Find and return each line containing "μbar".

— START OF LISTED RECORDS —

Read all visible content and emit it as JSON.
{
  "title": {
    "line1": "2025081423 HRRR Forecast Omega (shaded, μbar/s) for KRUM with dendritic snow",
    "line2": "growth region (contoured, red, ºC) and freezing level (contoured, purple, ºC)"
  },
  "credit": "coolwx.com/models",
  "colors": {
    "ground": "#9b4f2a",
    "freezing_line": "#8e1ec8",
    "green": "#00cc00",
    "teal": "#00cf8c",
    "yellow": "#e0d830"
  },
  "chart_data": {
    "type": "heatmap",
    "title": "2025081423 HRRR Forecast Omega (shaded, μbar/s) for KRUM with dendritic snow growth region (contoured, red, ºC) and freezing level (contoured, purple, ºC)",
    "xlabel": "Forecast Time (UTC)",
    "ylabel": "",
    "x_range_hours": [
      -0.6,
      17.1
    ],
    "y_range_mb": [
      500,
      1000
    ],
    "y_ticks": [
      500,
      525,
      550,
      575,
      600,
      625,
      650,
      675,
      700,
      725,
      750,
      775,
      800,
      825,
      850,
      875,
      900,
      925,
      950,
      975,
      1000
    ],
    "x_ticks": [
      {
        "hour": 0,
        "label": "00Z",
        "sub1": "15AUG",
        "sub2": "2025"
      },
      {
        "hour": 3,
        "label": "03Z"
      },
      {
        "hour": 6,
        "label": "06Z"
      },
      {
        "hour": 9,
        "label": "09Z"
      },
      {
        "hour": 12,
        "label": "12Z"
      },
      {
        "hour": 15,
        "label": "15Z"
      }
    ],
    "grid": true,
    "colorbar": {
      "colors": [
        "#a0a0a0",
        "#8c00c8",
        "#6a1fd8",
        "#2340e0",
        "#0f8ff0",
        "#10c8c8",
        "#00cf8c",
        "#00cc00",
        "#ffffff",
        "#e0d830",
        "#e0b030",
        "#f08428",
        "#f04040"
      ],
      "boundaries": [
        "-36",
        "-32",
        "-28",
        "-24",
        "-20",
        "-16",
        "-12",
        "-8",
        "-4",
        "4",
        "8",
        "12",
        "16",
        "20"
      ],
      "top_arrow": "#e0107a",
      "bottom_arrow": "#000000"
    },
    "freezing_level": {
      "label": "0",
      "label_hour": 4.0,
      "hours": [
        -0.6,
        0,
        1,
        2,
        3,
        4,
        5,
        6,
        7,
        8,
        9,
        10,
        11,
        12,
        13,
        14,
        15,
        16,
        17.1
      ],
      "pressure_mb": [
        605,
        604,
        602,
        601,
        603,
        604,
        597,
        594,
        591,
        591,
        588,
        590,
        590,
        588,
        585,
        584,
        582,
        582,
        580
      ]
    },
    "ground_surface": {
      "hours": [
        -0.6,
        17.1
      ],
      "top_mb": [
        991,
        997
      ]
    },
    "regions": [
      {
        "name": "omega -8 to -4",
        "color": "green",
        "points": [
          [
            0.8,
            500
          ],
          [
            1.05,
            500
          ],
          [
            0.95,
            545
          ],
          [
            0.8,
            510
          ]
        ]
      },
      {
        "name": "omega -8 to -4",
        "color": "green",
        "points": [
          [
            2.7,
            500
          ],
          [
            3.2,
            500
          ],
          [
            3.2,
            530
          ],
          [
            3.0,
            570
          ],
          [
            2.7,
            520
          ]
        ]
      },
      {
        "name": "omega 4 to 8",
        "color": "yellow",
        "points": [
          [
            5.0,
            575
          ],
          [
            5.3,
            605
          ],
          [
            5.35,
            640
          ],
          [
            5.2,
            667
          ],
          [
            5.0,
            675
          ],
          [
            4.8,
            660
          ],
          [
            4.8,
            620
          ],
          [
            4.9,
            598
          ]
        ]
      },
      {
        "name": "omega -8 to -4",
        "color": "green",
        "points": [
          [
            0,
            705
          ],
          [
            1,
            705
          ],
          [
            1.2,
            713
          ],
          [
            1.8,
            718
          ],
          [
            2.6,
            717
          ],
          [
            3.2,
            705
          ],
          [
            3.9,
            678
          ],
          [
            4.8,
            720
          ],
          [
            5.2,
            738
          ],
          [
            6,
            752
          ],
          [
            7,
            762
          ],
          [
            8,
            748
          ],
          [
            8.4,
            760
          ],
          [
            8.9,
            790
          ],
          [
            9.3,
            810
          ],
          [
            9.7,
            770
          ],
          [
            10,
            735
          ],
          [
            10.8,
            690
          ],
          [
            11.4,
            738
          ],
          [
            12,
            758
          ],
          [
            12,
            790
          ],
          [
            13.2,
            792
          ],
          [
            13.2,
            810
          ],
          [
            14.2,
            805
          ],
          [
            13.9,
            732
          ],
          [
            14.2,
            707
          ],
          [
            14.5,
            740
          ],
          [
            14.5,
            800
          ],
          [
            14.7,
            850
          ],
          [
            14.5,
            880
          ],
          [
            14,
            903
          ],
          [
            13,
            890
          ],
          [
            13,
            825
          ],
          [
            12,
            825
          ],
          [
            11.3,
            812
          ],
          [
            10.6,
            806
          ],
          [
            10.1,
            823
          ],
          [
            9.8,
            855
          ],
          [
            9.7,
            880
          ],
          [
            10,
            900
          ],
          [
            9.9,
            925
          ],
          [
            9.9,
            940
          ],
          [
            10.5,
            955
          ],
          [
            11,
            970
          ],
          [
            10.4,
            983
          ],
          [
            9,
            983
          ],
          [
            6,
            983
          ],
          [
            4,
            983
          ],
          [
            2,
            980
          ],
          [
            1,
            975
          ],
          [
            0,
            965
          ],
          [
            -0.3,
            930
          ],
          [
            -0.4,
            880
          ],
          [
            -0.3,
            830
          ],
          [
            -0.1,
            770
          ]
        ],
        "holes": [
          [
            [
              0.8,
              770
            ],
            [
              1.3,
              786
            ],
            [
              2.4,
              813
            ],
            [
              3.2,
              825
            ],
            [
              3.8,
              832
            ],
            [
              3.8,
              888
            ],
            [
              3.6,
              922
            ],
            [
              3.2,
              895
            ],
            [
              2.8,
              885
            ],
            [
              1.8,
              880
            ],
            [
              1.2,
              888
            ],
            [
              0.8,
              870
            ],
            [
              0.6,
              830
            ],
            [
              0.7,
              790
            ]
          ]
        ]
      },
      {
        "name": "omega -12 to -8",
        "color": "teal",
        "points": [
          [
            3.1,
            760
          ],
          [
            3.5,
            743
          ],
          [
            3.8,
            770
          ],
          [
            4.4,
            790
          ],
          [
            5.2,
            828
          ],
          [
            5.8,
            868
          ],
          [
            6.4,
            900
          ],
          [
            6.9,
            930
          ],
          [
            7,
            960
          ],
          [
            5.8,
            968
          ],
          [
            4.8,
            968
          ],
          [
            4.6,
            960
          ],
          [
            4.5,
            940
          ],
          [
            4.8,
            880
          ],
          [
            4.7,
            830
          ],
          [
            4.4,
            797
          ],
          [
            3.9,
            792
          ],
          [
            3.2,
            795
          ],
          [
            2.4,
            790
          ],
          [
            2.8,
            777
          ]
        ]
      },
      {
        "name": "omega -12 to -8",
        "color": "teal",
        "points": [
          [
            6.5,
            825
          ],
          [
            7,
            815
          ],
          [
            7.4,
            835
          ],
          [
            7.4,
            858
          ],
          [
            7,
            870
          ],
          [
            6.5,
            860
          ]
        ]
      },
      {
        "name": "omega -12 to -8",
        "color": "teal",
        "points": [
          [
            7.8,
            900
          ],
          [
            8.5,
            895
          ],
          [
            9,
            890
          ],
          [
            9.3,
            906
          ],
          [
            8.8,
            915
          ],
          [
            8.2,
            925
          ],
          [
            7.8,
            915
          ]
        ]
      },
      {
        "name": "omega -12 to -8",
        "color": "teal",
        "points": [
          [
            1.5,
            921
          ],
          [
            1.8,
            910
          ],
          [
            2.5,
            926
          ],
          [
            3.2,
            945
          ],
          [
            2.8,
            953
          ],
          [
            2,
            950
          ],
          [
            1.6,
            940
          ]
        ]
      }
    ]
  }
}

— END OF LISTED RECORDS —

## RESULT
    "line1": "2025081423 HRRR Forecast Omega (shaded, μbar/s) for KRUM with dendritic snow",
    "title": "2025081423 HRRR Forecast Omega (shaded, μbar/s) for KRUM with dendritic snow growth region (contoured, red, ºC) and freezing level (contoured, purple, ºC)",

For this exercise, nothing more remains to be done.